▶ **Short problem**
Quote all of the data below exactly, please.

▶ **Source records**
◇ ◇ ◇ ◇ ◇
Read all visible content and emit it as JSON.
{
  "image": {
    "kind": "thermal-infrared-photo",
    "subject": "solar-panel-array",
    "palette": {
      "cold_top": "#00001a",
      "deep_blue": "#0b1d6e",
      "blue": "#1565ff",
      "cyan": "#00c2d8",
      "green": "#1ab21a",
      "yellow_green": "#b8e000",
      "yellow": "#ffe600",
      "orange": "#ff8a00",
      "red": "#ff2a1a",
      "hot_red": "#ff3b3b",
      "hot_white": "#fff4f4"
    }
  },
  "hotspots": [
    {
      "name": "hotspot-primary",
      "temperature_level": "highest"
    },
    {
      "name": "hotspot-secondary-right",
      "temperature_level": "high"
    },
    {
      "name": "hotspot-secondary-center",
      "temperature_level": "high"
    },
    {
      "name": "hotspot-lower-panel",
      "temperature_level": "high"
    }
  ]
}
◇ ◇ ◇ ◇ ◇
▶ **Response**
Read all visible content and emit it as JSON.
{
  "image": {
    "kind": "thermal-infrared-photo",
    "subject": "solar-panel-array",
    "palette": {
      "cold_top": "#00001a",
      "deep_blue": "#0b1d6e",
      "blue": "#1565ff",
      "cyan": "#00c2d8",
      "green": "#1ab21a",
      "yellow_green": "#b8e000",
      "yellow": "#ffe600",
      "orange": "#ff8a00",
      "red": "#ff2a1a",
      "hot_red": "#ff3b3b",
      "hot_white": "#fff4f4"
    }
  },
  "hotspots": [
    {
      "name": "hotspot-primary",
      "temperature_level": "highest"
    },
    {
      "name": "hotspot-secondary-right",
      "temperature_level": "high"
    },
    {
      "name": "hotspot-secondary-center",
      "temperature_level": "high"
    },
    {
      "name": "hotspot-lower-panel",
      "temperature_level": "high"
    }
  ]
}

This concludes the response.